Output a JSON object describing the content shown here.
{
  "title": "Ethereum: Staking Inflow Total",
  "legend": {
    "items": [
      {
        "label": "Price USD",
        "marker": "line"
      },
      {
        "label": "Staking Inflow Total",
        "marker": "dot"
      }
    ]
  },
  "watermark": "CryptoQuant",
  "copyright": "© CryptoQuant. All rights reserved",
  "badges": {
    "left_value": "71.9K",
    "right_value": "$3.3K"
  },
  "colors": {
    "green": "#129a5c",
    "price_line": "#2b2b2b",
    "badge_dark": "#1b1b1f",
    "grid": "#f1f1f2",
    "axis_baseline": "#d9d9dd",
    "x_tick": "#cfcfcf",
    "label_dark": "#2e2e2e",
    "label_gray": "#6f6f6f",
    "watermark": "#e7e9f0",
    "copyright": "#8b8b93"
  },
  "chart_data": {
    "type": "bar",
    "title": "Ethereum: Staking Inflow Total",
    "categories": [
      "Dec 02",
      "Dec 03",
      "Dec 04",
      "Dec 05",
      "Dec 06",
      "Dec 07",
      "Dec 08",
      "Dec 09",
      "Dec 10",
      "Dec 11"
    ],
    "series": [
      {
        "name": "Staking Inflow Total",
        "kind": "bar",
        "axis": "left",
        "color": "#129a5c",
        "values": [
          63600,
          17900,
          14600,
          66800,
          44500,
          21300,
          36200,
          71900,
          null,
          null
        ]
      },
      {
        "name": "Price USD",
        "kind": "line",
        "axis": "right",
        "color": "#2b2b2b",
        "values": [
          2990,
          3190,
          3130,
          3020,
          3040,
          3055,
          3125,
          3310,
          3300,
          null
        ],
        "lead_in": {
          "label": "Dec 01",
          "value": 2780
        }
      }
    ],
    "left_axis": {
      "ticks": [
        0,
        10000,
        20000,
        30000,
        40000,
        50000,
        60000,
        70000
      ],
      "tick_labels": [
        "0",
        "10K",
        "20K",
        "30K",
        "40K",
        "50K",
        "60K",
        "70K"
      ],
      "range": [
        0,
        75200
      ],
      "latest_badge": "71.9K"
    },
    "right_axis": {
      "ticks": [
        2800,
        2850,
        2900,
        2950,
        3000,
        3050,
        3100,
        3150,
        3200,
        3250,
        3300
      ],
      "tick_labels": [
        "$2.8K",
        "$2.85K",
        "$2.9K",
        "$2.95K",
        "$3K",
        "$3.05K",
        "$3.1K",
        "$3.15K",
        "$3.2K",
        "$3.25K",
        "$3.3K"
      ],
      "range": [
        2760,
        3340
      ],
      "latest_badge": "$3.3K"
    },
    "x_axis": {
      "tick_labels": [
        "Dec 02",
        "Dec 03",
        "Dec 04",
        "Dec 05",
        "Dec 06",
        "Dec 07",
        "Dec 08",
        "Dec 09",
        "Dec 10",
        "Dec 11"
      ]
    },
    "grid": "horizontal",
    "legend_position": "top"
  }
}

STATED EXERCISE - Every line in the data that holds "copyright" should be copied out.

WORKED SOLUTION -
  "copyright": "© CryptoQuant. All rights reserved",
    "copyright": "#8b8b93"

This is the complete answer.